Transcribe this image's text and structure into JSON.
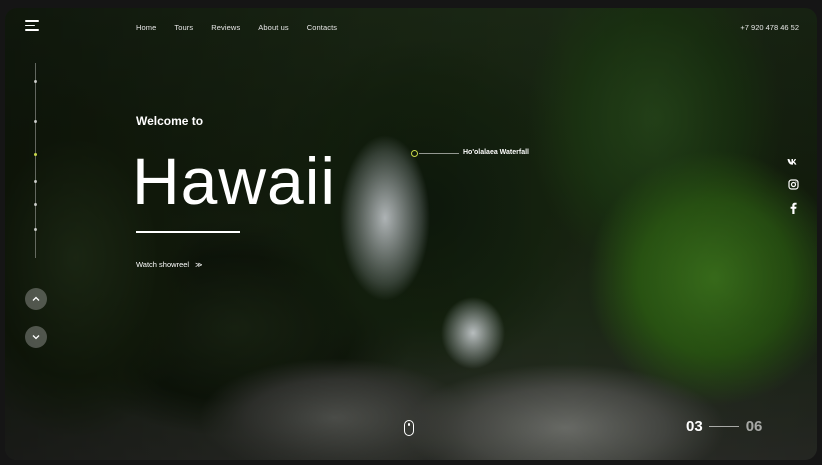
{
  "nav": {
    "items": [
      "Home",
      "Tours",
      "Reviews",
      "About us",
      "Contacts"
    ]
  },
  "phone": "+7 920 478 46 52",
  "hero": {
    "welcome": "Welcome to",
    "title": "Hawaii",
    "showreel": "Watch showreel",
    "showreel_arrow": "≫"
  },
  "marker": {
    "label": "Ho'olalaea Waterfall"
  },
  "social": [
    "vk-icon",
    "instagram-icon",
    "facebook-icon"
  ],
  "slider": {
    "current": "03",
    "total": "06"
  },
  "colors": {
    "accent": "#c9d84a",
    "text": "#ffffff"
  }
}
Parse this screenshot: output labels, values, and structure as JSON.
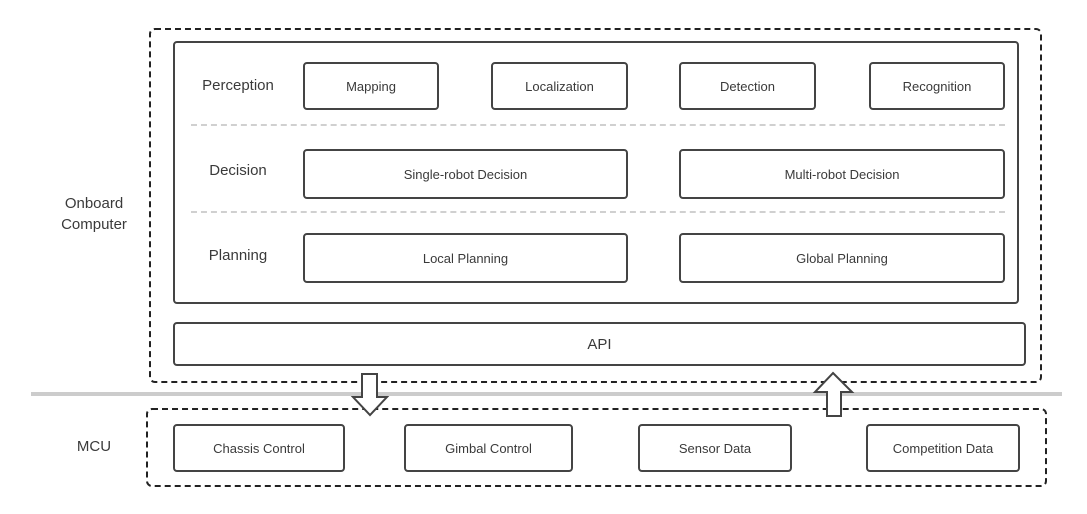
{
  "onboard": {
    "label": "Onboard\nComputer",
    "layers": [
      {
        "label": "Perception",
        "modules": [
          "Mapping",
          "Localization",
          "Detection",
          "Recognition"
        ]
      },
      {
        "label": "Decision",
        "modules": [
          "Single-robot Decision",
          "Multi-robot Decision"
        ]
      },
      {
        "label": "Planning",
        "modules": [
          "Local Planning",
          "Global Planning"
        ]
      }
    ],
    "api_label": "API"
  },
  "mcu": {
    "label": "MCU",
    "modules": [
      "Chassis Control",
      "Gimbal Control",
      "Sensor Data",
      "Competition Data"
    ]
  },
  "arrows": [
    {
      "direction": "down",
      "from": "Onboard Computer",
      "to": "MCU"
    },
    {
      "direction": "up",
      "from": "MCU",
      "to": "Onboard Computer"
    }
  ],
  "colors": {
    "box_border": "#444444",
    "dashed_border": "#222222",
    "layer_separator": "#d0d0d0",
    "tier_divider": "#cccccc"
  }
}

--

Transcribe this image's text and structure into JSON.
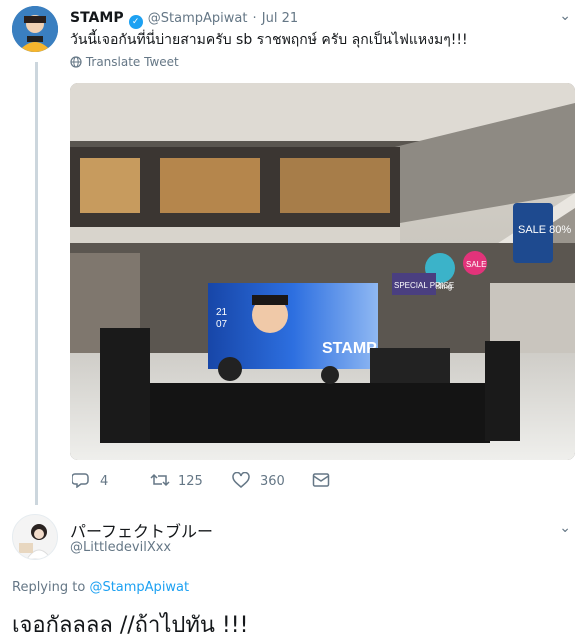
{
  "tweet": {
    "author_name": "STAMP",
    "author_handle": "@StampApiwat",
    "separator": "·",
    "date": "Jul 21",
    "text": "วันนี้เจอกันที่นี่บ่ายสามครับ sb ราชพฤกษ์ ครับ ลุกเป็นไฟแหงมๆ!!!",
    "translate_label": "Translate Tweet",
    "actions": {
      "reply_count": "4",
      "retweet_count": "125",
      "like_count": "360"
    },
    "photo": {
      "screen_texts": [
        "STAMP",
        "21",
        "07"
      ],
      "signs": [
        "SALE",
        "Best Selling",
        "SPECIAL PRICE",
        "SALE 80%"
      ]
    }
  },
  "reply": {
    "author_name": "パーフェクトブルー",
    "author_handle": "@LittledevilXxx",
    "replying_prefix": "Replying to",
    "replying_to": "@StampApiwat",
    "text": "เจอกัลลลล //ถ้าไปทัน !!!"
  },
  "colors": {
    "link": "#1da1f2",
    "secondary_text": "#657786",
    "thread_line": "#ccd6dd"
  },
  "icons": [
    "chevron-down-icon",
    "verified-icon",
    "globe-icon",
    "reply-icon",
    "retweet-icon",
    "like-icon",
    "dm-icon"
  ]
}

(What is being asked)
Copy down every line of the entries containing the word "Planning".

(Response to the task)
        "label": "Planning",
          "Local Planning",
          "Global Planning"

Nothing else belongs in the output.